SHORT TASK => Report how many lines hold the word "Scheme"; give nothing but the number.

Dataset items

* Begin *

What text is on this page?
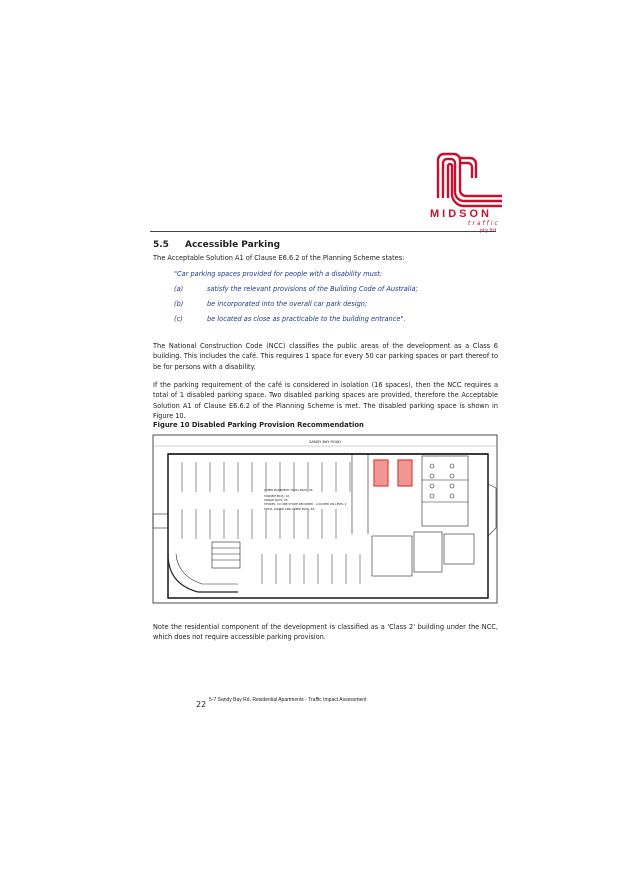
MIDSON
traffic
5.5 Accessible Parking
The Acceptable Solution A1 of Clause E6.6.2 of the Planning Scheme states:
"Car parking spaces provided for people with a disability must:
(a)	satisfy the relevant provisions of the Building Code of Australia;
(b)	be incorporated into the overall car park design;
(c)	be located as close as practicable to the building entrance".
The National Construction Code (NCC) classifies the public areas of the development as a Class 6 building. This includes the café. This requires 1 space for every 50 car parking spaces or part thereof to be for persons with a disability.
If the parking requirement of the café is considered in isolation (16 spaces), then the NCC requires a total of 1 disabled parking space. Two disabled parking spaces are provided, therefore the Acceptable Solution A1 of Clause E6.6.2 of the Planning Scheme is met. The disabled parking space is shown in Figure 10.
Figure 10 Disabled Parking Provision Recommendation
SANDY BAY ROAD
UPPER BASEMENT TOTAL BAYS: 36
TANDEM BAYS: 10
SINGLE BAYS: 26
STORES: 10 ONE STORE REQUIRED - LOCATED ON LEVEL 2
TOTAL LOWER AND UPPER BAYS: 66
Note the residential component of the development is classified as a 'Class 2' building under the NCC, which does not require accessible parking provision.
22 5-7 Sandy Bay Rd, Residential Apartments - Traffic Impact Assessment
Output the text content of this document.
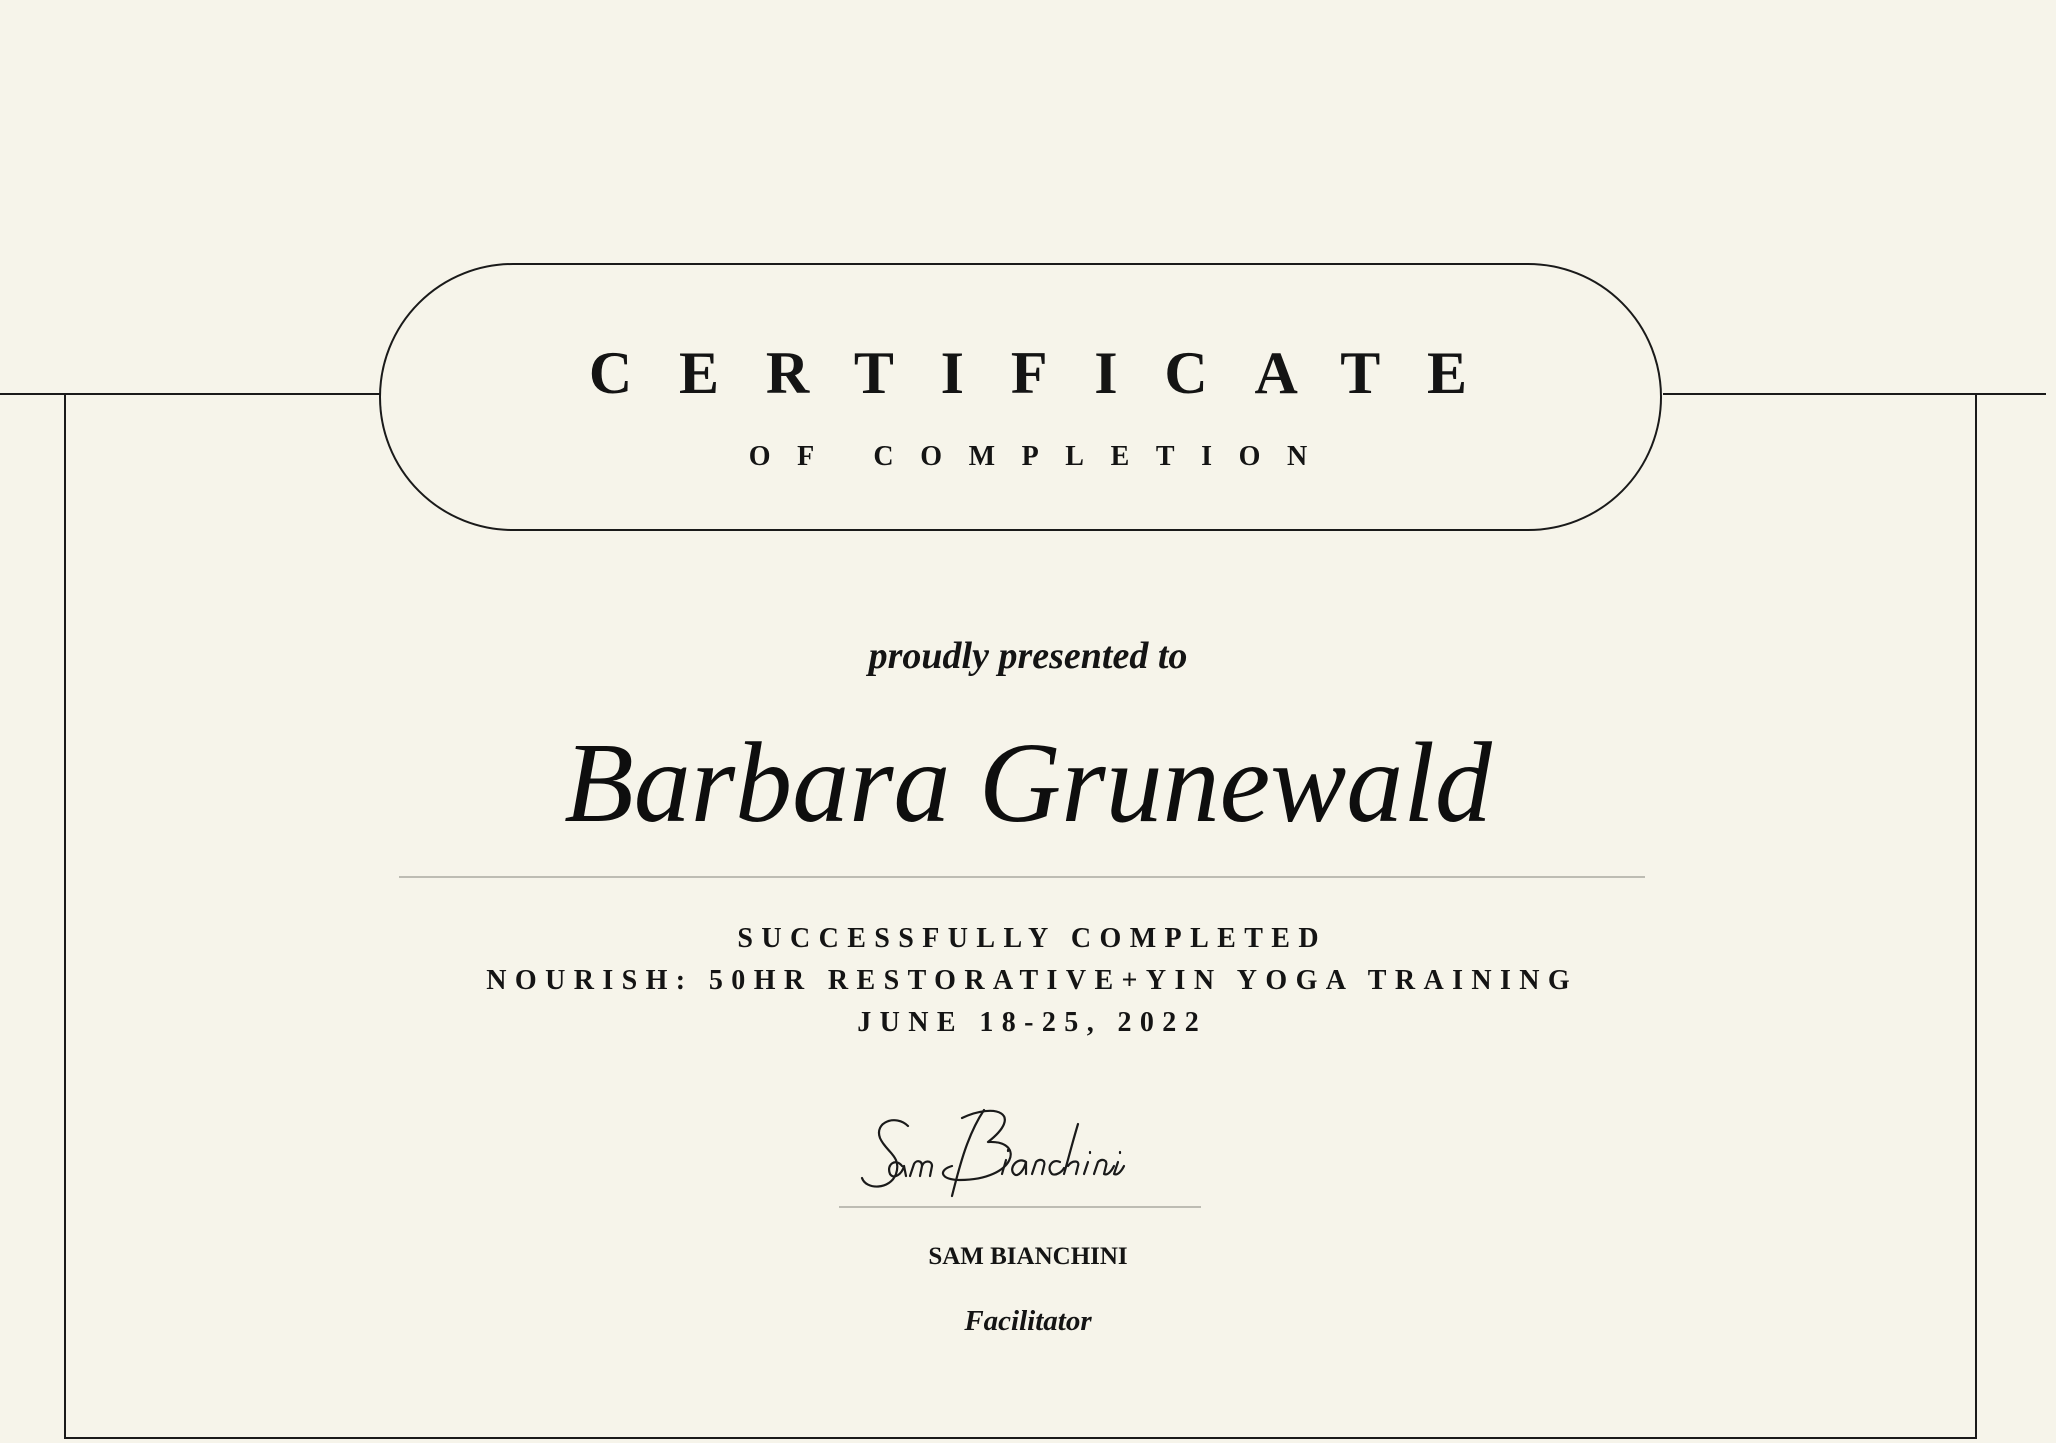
CERTIFICATE
OF COMPLETION
proudly presented to
Barbara Grunewald
SUCCESSFULLY COMPLETED
NOURISH: 50HR RESTORATIVE+YIN YOGA TRAINING
JUNE 18-25, 2022
SAM BIANCHINI
Facilitator
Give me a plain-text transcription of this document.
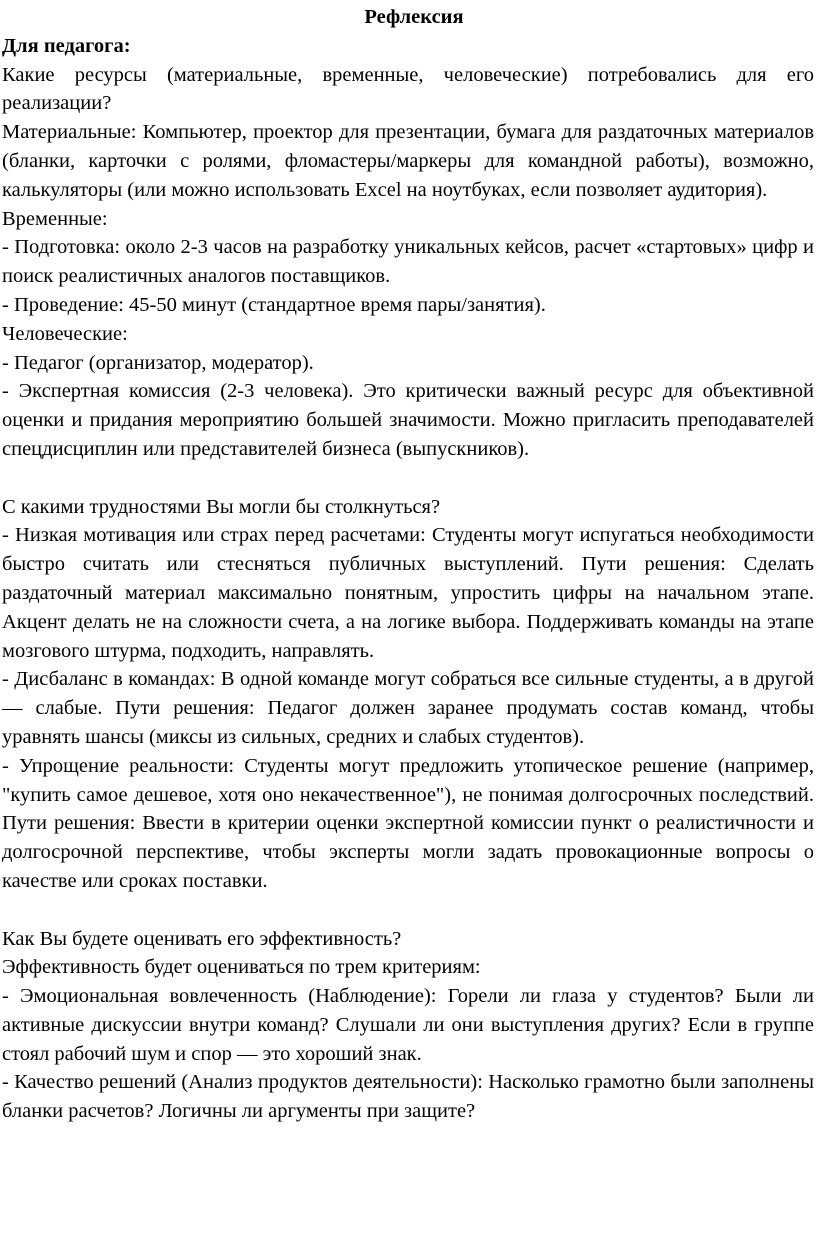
Рефлексия
Для педагога:

Какие ресурсы (материальные, временные, человеческие) потребовались для его реализации?

Материальные: Компьютер, проектор для презентации, бумага для раздаточных материалов (бланки, карточки с ролями, фломастеры/маркеры для командной работы), возможно, калькуляторы (или можно использовать Excel на ноутбуках, если позволяет аудитория).

Временные:

- Подготовка: около 2-3 часов на разработку уникальных кейсов, расчет «стартовых» цифр и поиск реалистичных аналогов поставщиков.

- Проведение: 45-50 минут (стандартное время пары/занятия).

Человеческие:

- Педагог (организатор, модератор).

- Экспертная комиссия (2-3 человека). Это критически важный ресурс для объективной оценки и придания мероприятию большей значимости. Можно пригласить преподавателей спецдисциплин или представителей бизнеса (выпускников).

С какими трудностями Вы могли бы столкнуться?

- Низкая мотивация или страх перед расчетами: Студенты могут испугаться необходимости быстро считать или стесняться публичных выступлений. Пути решения: Сделать раздаточный материал максимально понятным, упростить цифры на начальном этапе. Акцент делать не на сложности счета, а на логике выбора. Поддерживать команды на этапе мозгового штурма, подходить, направлять.

- Дисбаланс в командах: В одной команде могут собраться все сильные студенты, а в другой — слабые. Пути решения: Педагог должен заранее продумать состав команд, чтобы уравнять шансы (миксы из сильных, средних и слабых студентов).

- Упрощение реальности: Студенты могут предложить утопическое решение (например, "купить самое дешевое, хотя оно некачественное"), не понимая долгосрочных последствий. Пути решения: Ввести в критерии оценки экспертной комиссии пункт о реалистичности и долгосрочной перспективе, чтобы эксперты могли задать провокационные вопросы о качестве или сроках поставки.

Как Вы будете оценивать его эффективность?

Эффективность будет оцениваться по трем критериям:

- Эмоциональная вовлеченность (Наблюдение): Горели ли глаза у студентов? Были ли активные дискуссии внутри команд? Слушали ли они выступления других? Если в группе стоял рабочий шум и спор — это хороший знак.

- Качество решений (Анализ продуктов деятельности): Насколько грамотно были заполнены бланки расчетов? Логичны ли аргументы при защите?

* End *

EXPECTED ANSWER => 2